Data entries:
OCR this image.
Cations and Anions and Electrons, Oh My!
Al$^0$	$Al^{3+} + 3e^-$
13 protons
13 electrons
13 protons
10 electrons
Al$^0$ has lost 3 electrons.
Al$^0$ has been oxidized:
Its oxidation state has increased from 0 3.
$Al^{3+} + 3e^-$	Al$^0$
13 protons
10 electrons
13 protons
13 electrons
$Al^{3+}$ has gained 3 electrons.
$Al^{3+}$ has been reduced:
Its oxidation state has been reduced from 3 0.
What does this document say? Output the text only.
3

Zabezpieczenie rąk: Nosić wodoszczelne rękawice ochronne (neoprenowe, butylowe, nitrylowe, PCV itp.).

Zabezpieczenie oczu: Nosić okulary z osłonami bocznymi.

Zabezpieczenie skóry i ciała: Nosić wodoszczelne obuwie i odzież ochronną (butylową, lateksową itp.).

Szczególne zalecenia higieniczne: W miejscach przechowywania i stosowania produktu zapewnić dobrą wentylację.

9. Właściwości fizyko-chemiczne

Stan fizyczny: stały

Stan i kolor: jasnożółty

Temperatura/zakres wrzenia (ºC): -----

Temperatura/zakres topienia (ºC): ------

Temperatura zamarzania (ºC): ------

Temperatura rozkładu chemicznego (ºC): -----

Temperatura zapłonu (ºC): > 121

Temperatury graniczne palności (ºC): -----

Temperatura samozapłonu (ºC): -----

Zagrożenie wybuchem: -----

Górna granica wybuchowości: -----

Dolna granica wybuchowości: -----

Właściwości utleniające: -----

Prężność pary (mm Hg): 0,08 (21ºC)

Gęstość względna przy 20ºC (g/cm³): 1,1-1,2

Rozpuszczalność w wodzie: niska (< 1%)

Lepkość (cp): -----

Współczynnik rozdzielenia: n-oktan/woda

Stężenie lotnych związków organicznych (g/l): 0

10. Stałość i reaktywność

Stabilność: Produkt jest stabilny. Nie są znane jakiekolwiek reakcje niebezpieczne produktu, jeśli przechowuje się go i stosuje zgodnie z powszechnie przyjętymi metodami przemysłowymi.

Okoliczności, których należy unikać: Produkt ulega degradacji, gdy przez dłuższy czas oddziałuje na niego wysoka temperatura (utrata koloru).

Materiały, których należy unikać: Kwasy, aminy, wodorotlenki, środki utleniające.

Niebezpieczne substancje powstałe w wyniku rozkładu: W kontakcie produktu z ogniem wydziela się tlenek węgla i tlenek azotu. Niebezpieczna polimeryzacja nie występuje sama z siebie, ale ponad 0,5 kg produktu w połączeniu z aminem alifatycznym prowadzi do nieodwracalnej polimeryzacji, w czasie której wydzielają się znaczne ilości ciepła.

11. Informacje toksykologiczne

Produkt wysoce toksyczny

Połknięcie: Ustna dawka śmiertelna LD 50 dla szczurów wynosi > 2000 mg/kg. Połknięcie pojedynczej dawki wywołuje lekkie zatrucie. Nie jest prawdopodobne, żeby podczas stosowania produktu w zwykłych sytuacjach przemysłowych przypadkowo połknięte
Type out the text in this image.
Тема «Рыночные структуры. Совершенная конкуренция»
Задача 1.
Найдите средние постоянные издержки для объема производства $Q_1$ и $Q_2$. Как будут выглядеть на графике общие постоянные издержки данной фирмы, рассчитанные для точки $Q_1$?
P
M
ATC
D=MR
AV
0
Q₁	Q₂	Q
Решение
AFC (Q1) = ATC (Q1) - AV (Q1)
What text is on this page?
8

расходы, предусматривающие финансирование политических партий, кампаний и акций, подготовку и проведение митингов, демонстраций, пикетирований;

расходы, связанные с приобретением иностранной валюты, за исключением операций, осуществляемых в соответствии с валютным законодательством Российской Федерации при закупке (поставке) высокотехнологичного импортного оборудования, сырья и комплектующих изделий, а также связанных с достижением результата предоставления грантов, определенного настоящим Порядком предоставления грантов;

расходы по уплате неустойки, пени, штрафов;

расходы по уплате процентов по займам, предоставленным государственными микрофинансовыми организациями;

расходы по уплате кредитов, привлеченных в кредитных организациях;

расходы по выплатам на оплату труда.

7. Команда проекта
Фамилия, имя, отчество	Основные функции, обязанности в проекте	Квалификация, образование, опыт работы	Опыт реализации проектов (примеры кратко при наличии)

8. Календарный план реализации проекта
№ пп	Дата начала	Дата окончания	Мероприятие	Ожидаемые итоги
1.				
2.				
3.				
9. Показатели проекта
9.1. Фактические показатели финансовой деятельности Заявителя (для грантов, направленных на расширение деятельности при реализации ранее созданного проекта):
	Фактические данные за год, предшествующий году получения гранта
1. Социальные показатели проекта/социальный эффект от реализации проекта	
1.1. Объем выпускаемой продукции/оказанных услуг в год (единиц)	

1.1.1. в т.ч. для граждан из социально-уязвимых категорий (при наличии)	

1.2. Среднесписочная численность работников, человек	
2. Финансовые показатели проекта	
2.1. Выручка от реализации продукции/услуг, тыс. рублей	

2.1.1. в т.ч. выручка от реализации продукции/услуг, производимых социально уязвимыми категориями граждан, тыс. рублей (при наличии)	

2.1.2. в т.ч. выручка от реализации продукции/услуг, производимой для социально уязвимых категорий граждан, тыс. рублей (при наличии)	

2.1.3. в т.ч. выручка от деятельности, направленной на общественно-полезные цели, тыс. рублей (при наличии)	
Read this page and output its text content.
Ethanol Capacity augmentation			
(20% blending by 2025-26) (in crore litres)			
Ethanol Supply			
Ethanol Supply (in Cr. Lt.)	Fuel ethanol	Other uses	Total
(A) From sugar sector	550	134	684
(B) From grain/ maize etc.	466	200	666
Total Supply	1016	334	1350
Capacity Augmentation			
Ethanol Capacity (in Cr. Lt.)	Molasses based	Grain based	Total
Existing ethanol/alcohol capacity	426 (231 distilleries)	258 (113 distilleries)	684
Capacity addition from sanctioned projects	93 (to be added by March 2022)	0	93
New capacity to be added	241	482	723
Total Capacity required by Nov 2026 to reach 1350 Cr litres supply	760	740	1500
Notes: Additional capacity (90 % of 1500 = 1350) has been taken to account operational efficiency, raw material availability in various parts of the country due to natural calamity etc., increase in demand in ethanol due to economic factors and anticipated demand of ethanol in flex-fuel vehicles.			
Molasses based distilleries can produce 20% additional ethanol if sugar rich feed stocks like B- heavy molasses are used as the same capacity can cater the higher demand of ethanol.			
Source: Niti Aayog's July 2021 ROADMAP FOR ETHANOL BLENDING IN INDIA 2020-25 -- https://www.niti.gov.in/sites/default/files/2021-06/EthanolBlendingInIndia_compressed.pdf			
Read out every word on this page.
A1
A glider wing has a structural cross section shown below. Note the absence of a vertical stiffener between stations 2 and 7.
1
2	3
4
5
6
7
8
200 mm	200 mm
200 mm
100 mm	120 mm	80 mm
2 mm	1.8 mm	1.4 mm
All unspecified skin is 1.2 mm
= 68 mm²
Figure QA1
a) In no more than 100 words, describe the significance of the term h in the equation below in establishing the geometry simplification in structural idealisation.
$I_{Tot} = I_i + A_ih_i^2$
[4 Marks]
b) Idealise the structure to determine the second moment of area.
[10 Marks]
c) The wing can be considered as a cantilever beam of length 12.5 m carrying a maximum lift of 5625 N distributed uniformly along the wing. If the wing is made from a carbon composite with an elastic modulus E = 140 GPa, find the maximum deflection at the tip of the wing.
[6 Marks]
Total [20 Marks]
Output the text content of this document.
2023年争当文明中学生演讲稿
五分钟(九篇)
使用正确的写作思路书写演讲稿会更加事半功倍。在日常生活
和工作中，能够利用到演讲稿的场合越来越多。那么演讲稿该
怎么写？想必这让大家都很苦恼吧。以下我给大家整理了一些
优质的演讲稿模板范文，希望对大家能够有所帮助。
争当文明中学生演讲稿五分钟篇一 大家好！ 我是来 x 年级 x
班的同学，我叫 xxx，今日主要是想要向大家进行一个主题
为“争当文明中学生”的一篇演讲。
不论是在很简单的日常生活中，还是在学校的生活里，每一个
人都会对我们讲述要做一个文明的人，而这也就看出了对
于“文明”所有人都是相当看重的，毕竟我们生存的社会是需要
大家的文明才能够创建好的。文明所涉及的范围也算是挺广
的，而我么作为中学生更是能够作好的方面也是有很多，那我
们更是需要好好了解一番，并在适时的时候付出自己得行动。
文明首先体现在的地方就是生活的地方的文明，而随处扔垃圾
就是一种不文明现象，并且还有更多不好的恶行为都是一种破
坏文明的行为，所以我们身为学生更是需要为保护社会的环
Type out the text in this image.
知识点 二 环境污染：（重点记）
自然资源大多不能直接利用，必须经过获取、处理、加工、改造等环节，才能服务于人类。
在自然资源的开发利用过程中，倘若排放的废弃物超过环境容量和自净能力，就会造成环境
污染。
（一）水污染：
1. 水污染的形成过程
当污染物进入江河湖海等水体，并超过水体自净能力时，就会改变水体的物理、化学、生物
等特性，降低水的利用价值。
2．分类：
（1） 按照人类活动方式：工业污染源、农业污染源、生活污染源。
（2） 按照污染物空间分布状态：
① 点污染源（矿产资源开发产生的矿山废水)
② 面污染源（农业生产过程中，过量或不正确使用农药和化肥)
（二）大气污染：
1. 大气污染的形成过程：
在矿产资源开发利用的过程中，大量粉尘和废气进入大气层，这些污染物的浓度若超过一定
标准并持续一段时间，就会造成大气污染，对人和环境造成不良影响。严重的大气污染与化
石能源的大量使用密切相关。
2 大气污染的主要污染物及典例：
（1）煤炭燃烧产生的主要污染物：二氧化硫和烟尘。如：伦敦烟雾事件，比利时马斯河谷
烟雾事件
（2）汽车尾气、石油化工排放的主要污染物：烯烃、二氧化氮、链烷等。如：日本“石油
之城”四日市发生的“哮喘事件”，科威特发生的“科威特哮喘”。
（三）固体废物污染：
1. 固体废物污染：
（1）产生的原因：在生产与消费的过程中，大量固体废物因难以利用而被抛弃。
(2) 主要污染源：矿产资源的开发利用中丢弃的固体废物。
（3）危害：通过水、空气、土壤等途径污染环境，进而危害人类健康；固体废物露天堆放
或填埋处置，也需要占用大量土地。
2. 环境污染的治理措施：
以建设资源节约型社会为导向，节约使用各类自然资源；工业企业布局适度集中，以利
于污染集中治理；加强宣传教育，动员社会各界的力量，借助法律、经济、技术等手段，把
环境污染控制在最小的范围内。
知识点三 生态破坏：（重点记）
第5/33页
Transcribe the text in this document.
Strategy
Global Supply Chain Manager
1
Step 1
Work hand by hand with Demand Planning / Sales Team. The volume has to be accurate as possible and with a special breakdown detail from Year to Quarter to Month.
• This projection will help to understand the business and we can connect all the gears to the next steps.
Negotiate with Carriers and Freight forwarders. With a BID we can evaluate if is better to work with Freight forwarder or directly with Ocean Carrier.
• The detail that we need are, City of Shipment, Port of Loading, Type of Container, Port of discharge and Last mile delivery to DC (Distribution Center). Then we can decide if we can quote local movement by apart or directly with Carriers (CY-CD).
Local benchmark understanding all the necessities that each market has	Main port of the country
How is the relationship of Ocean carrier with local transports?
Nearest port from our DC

* GOAL OF THE EXERCISE *
Determine how many lines of the listing above include the word "distilleries", and report that number only.

* EXERCISE RESULT *
2